● Material supplied
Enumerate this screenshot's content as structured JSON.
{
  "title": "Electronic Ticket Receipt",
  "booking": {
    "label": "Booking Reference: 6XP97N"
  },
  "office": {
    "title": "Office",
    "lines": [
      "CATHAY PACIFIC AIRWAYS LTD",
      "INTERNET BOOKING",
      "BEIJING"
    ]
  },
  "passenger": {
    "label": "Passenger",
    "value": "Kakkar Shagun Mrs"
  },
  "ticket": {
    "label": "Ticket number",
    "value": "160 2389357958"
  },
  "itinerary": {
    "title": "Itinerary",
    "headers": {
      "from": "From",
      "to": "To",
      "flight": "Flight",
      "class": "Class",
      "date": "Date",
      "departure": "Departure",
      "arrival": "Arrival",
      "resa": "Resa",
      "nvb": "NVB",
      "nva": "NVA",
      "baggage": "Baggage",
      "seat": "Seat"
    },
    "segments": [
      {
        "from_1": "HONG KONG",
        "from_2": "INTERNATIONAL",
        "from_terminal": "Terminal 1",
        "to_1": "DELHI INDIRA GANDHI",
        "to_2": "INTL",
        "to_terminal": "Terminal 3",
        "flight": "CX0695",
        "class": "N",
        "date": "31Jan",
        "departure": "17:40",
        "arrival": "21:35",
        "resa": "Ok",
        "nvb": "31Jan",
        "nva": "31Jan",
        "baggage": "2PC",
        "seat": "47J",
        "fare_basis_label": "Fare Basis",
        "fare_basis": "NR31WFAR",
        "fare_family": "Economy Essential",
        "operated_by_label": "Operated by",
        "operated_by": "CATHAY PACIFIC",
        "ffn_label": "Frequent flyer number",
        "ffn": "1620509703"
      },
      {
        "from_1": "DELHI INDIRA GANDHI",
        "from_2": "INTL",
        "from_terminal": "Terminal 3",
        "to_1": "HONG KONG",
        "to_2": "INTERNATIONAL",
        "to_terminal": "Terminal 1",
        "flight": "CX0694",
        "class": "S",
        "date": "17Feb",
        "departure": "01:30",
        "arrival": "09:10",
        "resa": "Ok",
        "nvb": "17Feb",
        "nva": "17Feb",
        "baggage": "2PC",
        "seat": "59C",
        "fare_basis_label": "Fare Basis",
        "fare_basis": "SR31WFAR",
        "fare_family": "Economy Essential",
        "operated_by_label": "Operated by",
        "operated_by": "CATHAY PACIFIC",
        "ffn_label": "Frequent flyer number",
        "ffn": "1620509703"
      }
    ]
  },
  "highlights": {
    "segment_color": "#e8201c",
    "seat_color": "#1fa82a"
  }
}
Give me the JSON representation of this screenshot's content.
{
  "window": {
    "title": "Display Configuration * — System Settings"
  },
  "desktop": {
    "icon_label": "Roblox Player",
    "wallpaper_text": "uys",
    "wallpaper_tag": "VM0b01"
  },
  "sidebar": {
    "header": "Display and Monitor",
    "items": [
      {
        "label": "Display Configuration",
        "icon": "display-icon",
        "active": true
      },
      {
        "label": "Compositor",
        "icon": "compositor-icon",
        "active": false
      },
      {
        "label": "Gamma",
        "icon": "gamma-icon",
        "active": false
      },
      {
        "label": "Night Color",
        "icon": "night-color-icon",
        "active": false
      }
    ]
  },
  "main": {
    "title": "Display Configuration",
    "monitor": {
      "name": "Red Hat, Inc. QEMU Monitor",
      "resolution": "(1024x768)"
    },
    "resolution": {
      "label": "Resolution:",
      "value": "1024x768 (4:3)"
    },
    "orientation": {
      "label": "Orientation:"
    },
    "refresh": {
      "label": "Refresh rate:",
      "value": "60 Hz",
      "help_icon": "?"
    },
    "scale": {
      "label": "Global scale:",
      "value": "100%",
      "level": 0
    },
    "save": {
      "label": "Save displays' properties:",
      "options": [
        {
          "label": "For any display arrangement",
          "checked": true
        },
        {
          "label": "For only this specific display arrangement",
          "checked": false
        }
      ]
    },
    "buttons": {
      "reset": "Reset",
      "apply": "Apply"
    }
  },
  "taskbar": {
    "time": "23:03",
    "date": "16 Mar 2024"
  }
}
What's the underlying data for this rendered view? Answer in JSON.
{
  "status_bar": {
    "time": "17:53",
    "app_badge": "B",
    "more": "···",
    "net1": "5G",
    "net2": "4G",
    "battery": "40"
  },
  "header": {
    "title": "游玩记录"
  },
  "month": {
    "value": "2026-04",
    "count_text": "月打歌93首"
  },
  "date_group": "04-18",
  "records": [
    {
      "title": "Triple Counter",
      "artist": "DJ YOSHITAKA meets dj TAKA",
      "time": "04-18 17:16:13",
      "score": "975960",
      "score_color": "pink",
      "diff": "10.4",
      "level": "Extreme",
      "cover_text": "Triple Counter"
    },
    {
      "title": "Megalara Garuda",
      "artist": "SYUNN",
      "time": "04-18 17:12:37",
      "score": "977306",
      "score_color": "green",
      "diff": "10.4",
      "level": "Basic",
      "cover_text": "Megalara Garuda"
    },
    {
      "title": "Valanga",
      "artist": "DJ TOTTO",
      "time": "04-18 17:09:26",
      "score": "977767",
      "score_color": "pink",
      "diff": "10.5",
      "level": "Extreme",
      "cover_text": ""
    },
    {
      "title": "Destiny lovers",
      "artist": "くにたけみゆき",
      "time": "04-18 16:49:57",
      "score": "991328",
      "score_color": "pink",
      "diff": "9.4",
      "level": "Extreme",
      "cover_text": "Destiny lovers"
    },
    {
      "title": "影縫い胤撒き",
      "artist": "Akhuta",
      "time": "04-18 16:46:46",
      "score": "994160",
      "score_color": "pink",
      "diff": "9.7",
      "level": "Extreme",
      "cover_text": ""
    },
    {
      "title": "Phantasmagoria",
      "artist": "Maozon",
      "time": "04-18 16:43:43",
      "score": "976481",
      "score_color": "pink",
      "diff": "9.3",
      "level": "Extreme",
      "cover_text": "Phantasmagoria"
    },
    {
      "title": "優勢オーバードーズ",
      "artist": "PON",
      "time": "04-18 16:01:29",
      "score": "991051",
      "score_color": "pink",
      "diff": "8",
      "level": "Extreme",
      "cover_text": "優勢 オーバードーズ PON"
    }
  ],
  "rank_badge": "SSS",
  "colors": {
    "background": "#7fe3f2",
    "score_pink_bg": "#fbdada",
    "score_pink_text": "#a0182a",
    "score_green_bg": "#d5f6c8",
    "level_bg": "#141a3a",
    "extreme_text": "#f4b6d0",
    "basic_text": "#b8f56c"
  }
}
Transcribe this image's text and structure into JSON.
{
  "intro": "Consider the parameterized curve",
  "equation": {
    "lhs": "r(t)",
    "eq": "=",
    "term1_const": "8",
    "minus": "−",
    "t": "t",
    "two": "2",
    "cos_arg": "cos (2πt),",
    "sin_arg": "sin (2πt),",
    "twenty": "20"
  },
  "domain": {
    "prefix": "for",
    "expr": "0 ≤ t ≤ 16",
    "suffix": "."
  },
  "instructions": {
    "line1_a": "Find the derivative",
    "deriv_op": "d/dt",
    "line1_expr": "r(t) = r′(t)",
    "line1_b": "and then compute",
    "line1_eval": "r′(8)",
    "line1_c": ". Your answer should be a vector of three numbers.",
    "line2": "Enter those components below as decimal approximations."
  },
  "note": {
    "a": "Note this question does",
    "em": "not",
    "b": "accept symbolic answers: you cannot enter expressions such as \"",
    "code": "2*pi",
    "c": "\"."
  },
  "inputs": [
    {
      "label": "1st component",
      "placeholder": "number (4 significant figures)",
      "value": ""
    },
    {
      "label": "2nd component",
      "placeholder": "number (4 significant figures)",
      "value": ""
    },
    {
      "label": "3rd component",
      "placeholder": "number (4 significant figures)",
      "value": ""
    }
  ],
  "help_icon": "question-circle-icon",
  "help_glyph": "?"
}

● Task to complete
Output each record precisely as given.

● Exercise response
Enumerate this screenshot's content as structured JSON.
{
  "title": "Electronic Ticket Receipt",
  "booking": {
    "label": "Booking Reference: 6XP97N"
  },
  "office": {
    "title": "Office",
    "lines": [
      "CATHAY PACIFIC AIRWAYS LTD",
      "INTERNET BOOKING",
      "BEIJING"
    ]
  },
  "passenger": {
    "label": "Passenger",
    "value": "Kakkar Shagun Mrs"
  },
  "ticket": {
    "label": "Ticket number",
    "value": "160 2389357958"
  },
  "itinerary": {
    "title": "Itinerary",
    "headers": {
      "from": "From",
      "to": "To",
      "flight": "Flight",
      "class": "Class",
      "date": "Date",
      "departure": "Departure",
      "arrival": "Arrival",
      "resa": "Resa",
      "nvb": "NVB",
      "nva": "NVA",
      "baggage": "Baggage",
      "seat": "Seat"
    },
    "segments": [
      {
        "from_1": "HONG KONG",
        "from_2": "INTERNATIONAL",
        "from_terminal": "Terminal 1",
        "to_1": "DELHI INDIRA GANDHI",
        "to_2": "INTL",
        "to_terminal": "Terminal 3",
        "flight": "CX0695",
        "class": "N",
        "date": "31Jan",
        "departure": "17:40",
        "arrival": "21:35",
        "resa": "Ok",
        "nvb": "31Jan",
        "nva": "31Jan",
        "baggage": "2PC",
        "seat": "47J",
        "fare_basis_label": "Fare Basis",
        "fare_basis": "NR31WFAR",
        "fare_family": "Economy Essential",
        "operated_by_label": "Operated by",
        "operated_by": "CATHAY PACIFIC",
        "ffn_label": "Frequent flyer number",
        "ffn": "1620509703"
      },
      {
        "from_1": "DELHI INDIRA GANDHI",
        "from_2": "INTL",
        "from_terminal": "Terminal 3",
        "to_1": "HONG KONG",
        "to_2": "INTERNATIONAL",
        "to_terminal": "Terminal 1",
        "flight": "CX0694",
        "class": "S",
        "date": "17Feb",
        "departure": "01:30",
        "arrival": "09:10",
        "resa": "Ok",
        "nvb": "17Feb",
        "nva": "17Feb",
        "baggage": "2PC",
        "seat": "59C",
        "fare_basis_label": "Fare Basis",
        "fare_basis": "SR31WFAR",
        "fare_family": "Economy Essential",
        "operated_by_label": "Operated by",
        "operated_by": "CATHAY PACIFIC",
        "ffn_label": "Frequent flyer number",
        "ffn": "1620509703"
      }
    ]
  },
  "highlights": {
    "segment_color": "#e8201c",
    "seat_color": "#1fa82a"
  }
}
Give me the JSON representation of this screenshot's content.
{
  "window": {
    "title": "Display Configuration * — System Settings"
  },
  "desktop": {
    "icon_label": "Roblox Player",
    "wallpaper_text": "uys",
    "wallpaper_tag": "VM0b01"
  },
  "sidebar": {
    "header": "Display and Monitor",
    "items": [
      {
        "label": "Display Configuration",
        "icon": "display-icon",
        "active": true
      },
      {
        "label": "Compositor",
        "icon": "compositor-icon",
        "active": false
      },
      {
        "label": "Gamma",
        "icon": "gamma-icon",
        "active": false
      },
      {
        "label": "Night Color",
        "icon": "night-color-icon",
        "active": false
      }
    ]
  },
  "main": {
    "title": "Display Configuration",
    "monitor": {
      "name": "Red Hat, Inc. QEMU Monitor",
      "resolution": "(1024x768)"
    },
    "resolution": {
      "label": "Resolution:",
      "value": "1024x768 (4:3)"
    },
    "orientation": {
      "label": "Orientation:"
    },
    "refresh": {
      "label": "Refresh rate:",
      "value": "60 Hz",
      "help_icon": "?"
    },
    "scale": {
      "label": "Global scale:",
      "value": "100%",
      "level": 0
    },
    "save": {
      "label": "Save displays' properties:",
      "options": [
        {
          "label": "For any display arrangement",
          "checked": true
        },
        {
          "label": "For only this specific display arrangement",
          "checked": false
        }
      ]
    },
    "buttons": {
      "reset": "Reset",
      "apply": "Apply"
    }
  },
  "taskbar": {
    "time": "23:03",
    "date": "16 Mar 2024"
  }
}
What's the underlying data for this rendered view? Answer in JSON.
{
  "status_bar": {
    "time": "17:53",
    "app_badge": "B",
    "more": "···",
    "net1": "5G",
    "net2": "4G",
    "battery": "40"
  },
  "header": {
    "title": "游玩记录"
  },
  "month": {
    "value": "2026-04",
    "count_text": "月打歌93首"
  },
  "date_group": "04-18",
  "records": [
    {
      "title": "Triple Counter",
      "artist": "DJ YOSHITAKA meets dj TAKA",
      "time": "04-18 17:16:13",
      "score": "975960",
      "score_color": "pink",
      "diff": "10.4",
      "level": "Extreme",
      "cover_text": "Triple Counter"
    },
    {
      "title": "Megalara Garuda",
      "artist": "SYUNN",
      "time": "04-18 17:12:37",
      "score": "977306",
      "score_color": "green",
      "diff": "10.4",
      "level": "Basic",
      "cover_text": "Megalara Garuda"
    },
    {
      "title": "Valanga",
      "artist": "DJ TOTTO",
      "time": "04-18 17:09:26",
      "score": "977767",
      "score_color": "pink",
      "diff": "10.5",
      "level": "Extreme",
      "cover_text": ""
    },
    {
      "title": "Destiny lovers",
      "artist": "くにたけみゆき",
      "time": "04-18 16:49:57",
      "score": "991328",
      "score_color": "pink",
      "diff": "9.4",
      "level": "Extreme",
      "cover_text": "Destiny lovers"
    },
    {
      "title": "影縫い胤撒き",
      "artist": "Akhuta",
      "time": "04-18 16:46:46",
      "score": "994160",
      "score_color": "pink",
      "diff": "9.7",
      "level": "Extreme",
      "cover_text": ""
    },
    {
      "title": "Phantasmagoria",
      "artist": "Maozon",
      "time": "04-18 16:43:43",
      "score": "976481",
      "score_color": "pink",
      "diff": "9.3",
      "level": "Extreme",
      "cover_text": "Phantasmagoria"
    },
    {
      "title": "優勢オーバードーズ",
      "artist": "PON",
      "time": "04-18 16:01:29",
      "score": "991051",
      "score_color": "pink",
      "diff": "8",
      "level": "Extreme",
      "cover_text": "優勢 オーバードーズ PON"
    }
  ],
  "rank_badge": "SSS",
  "colors": {
    "background": "#7fe3f2",
    "score_pink_bg": "#fbdada",
    "score_pink_text": "#a0182a",
    "score_green_bg": "#d5f6c8",
    "level_bg": "#141a3a",
    "extreme_text": "#f4b6d0",
    "basic_text": "#b8f56c"
  }
}
Transcribe this image's text and structure into JSON.
{
  "intro": "Consider the parameterized curve",
  "equation": {
    "lhs": "r(t)",
    "eq": "=",
    "term1_const": "8",
    "minus": "−",
    "t": "t",
    "two": "2",
    "cos_arg": "cos (2πt),",
    "sin_arg": "sin (2πt),",
    "twenty": "20"
  },
  "domain": {
    "prefix": "for",
    "expr": "0 ≤ t ≤ 16",
    "suffix": "."
  },
  "instructions": {
    "line1_a": "Find the derivative",
    "deriv_op": "d/dt",
    "line1_expr": "r(t) = r′(t)",
    "line1_b": "and then compute",
    "line1_eval": "r′(8)",
    "line1_c": ". Your answer should be a vector of three numbers.",
    "line2": "Enter those components below as decimal approximations."
  },
  "note": {
    "a": "Note this question does",
    "em": "not",
    "b": "accept symbolic answers: you cannot enter expressions such as \"",
    "code": "2*pi",
    "c": "\"."
  },
  "inputs": [
    {
      "label": "1st component",
      "placeholder": "number (4 significant figures)",
      "value": ""
    },
    {
      "label": "2nd component",
      "placeholder": "number (4 significant figures)",
      "value": ""
    },
    {
      "label": "3rd component",
      "placeholder": "number (4 significant figures)",
      "value": ""
    }
  ],
  "help_icon": "question-circle-icon",
  "help_glyph": "?"
}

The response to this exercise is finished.